Return every line of the material below verbatim, leaving out the pictures.
---*---
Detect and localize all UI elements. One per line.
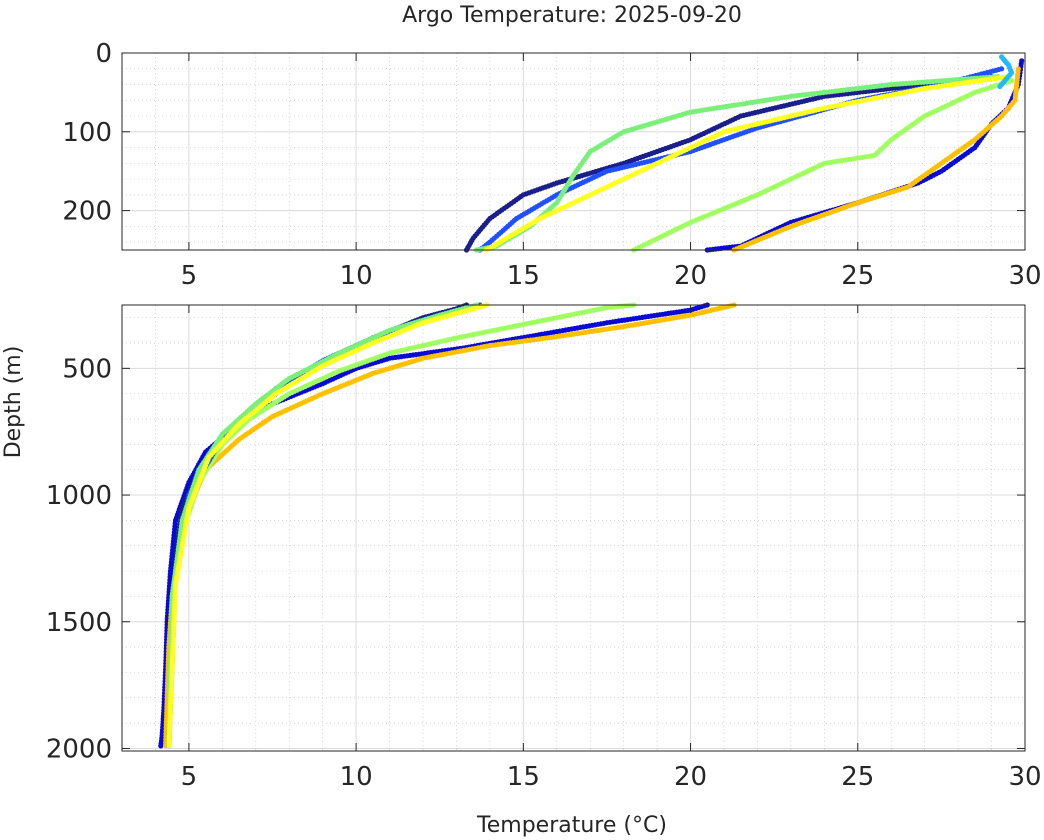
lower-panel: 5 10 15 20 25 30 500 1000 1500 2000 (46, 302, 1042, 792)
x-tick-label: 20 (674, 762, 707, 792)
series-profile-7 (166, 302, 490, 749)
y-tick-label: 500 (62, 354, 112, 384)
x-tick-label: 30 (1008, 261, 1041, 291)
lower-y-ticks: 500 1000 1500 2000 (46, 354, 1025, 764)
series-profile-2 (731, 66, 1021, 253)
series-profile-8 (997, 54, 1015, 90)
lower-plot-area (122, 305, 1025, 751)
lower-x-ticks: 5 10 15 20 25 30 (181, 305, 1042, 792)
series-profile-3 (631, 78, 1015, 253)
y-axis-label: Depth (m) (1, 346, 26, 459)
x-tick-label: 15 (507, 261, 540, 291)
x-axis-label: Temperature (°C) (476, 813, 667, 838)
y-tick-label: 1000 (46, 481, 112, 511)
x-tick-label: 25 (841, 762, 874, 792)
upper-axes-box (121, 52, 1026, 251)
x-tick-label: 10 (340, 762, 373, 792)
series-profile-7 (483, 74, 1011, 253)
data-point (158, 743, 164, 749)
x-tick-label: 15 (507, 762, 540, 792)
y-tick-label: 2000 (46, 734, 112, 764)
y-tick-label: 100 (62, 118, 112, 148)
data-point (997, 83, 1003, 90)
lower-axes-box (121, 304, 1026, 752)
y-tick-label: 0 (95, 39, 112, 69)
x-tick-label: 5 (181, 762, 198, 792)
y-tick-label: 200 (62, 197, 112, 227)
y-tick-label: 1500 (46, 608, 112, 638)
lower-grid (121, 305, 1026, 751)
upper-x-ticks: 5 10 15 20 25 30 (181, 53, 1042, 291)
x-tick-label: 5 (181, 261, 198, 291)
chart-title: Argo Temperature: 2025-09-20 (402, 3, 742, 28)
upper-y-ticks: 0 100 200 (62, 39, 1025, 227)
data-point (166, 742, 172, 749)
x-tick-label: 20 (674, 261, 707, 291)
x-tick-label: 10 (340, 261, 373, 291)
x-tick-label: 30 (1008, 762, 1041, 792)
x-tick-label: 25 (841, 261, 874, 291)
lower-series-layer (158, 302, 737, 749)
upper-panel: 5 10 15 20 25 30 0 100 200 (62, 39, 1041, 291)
---*---
Complete answer:
Detect and localize all UI elements. One per line.
lower-panel: 5 10 15 20 25 30 500 1000 1500 2000 (46, 302, 1042, 792)
x-tick-label: 20 (674, 762, 707, 792)
series-profile-7 (166, 302, 490, 749)
y-tick-label: 500 (62, 354, 112, 384)
x-tick-label: 30 (1008, 261, 1041, 291)
lower-y-ticks: 500 1000 1500 2000 (46, 354, 1025, 764)
series-profile-2 (731, 66, 1021, 253)
series-profile-8 (997, 54, 1015, 90)
lower-plot-area (122, 305, 1025, 751)
lower-x-ticks: 5 10 15 20 25 30 (181, 305, 1042, 792)
series-profile-3 (631, 78, 1015, 253)
y-axis-label: Depth (m) (1, 346, 26, 459)
x-tick-label: 15 (507, 261, 540, 291)
x-axis-label: Temperature (°C) (476, 813, 667, 838)
y-tick-label: 1000 (46, 481, 112, 511)
x-tick-label: 25 (841, 762, 874, 792)
upper-axes-box (121, 52, 1026, 251)
x-tick-label: 10 (340, 762, 373, 792)
series-profile-7 (483, 74, 1011, 253)
data-point (158, 743, 164, 749)
x-tick-label: 15 (507, 762, 540, 792)
y-tick-label: 2000 (46, 734, 112, 764)
y-tick-label: 100 (62, 118, 112, 148)
data-point (997, 83, 1003, 90)
lower-axes-box (121, 304, 1026, 752)
y-tick-label: 0 (95, 39, 112, 69)
x-tick-label: 5 (181, 762, 198, 792)
y-tick-label: 200 (62, 197, 112, 227)
y-tick-label: 1500 (46, 608, 112, 638)
lower-grid (121, 305, 1026, 751)
upper-x-ticks: 5 10 15 20 25 30 (181, 53, 1042, 291)
x-tick-label: 5 (181, 261, 198, 291)
chart-title: Argo Temperature: 2025-09-20 (402, 3, 742, 28)
upper-y-ticks: 0 100 200 (62, 39, 1025, 227)
data-point (166, 742, 172, 749)
x-tick-label: 20 (674, 261, 707, 291)
x-tick-label: 10 (340, 261, 373, 291)
x-tick-label: 30 (1008, 762, 1041, 792)
x-tick-label: 25 (841, 261, 874, 291)
lower-series-layer (158, 302, 737, 749)
upper-panel: 5 10 15 20 25 30 0 100 200 (62, 39, 1041, 291)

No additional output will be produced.